**Data for this task**
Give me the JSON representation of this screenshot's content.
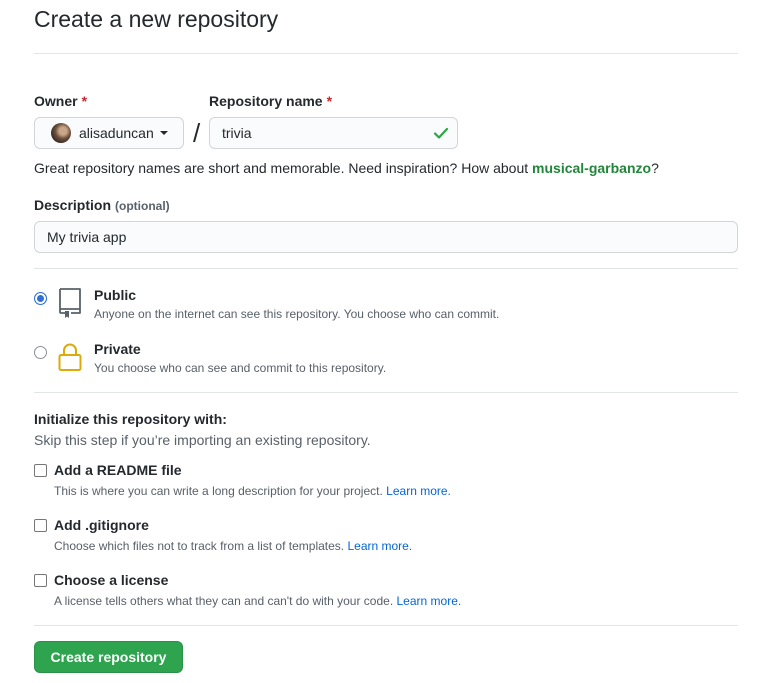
{
  "page": {
    "title": "Create a new repository"
  },
  "owner": {
    "label": "Owner",
    "required_mark": "*",
    "value": "alisaduncan"
  },
  "separator": "/",
  "repo_name": {
    "label": "Repository name",
    "required_mark": "*",
    "value": "trivia"
  },
  "name_hint": {
    "text": "Great repository names are short and memorable. Need inspiration? How about ",
    "suggestion": "musical-garbanzo",
    "end": "?"
  },
  "description": {
    "label": "Description",
    "optional": "(optional)",
    "value": "My trivia app"
  },
  "visibility": {
    "selected": "Public",
    "options": [
      {
        "title": "Public",
        "description": "Anyone on the internet can see this repository. You choose who can commit.",
        "icon": "repo-icon"
      },
      {
        "title": "Private",
        "description": "You choose who can see and commit to this repository.",
        "icon": "lock-icon"
      }
    ]
  },
  "init": {
    "title": "Initialize this repository with:",
    "subtitle": "Skip this step if you’re importing an existing repository.",
    "options": [
      {
        "title": "Add a README file",
        "description": "This is where you can write a long description for your project.",
        "link": "Learn more.",
        "checked": false
      },
      {
        "title": "Add .gitignore",
        "description": "Choose which files not to track from a list of templates.",
        "link": "Learn more.",
        "checked": false
      },
      {
        "title": "Choose a license",
        "description": "A license tells others what they can and can't do with your code.",
        "link": "Learn more.",
        "checked": false
      }
    ]
  },
  "submit": {
    "label": "Create repository"
  },
  "colors": {
    "primary_button": "#2ea44f",
    "success": "#28a745",
    "suggestion": "#22863a",
    "link": "#0366d6",
    "required": "#cb2431",
    "lock": "#dbab09",
    "radio_selected": "#2f6fd8"
  }
}
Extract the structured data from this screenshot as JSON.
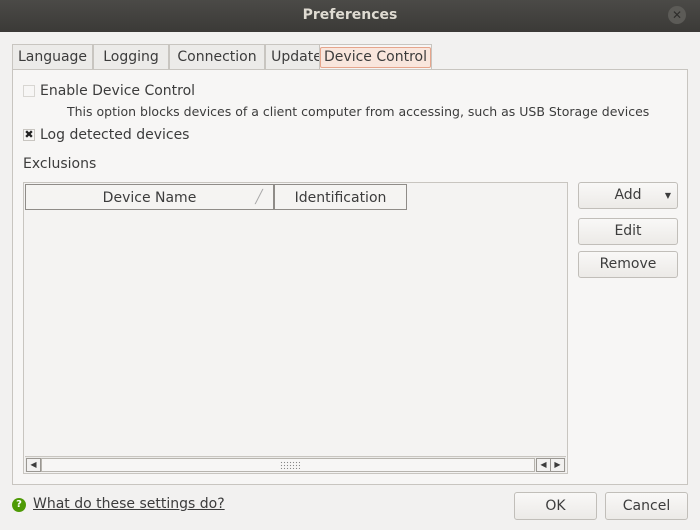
{
  "window": {
    "title": "Preferences"
  },
  "tabs": [
    {
      "label": "Language"
    },
    {
      "label": "Logging"
    },
    {
      "label": "Connection"
    },
    {
      "label": "Update"
    },
    {
      "label": "Device Control",
      "active": true
    }
  ],
  "device_control": {
    "enable_label": "Enable Device Control",
    "enable_checked": false,
    "enable_disabled": true,
    "enable_desc": "This option blocks devices of a client computer from accessing, such as USB Storage devices",
    "log_label": "Log detected devices",
    "log_checked": true
  },
  "exclusions": {
    "label": "Exclusions",
    "columns": [
      "Device Name",
      "Identification"
    ],
    "rows": []
  },
  "side_buttons": {
    "add": "Add",
    "edit": "Edit",
    "remove": "Remove"
  },
  "footer": {
    "help_text": "What do these settings do?",
    "ok": "OK",
    "cancel": "Cancel"
  }
}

**Problem to work on**
Go through the listing above and pull out each line containing the word "suggestion".

**Exercise output**
    "suggestion": "musical-garbanzo",
    "suggestion": "#22863a",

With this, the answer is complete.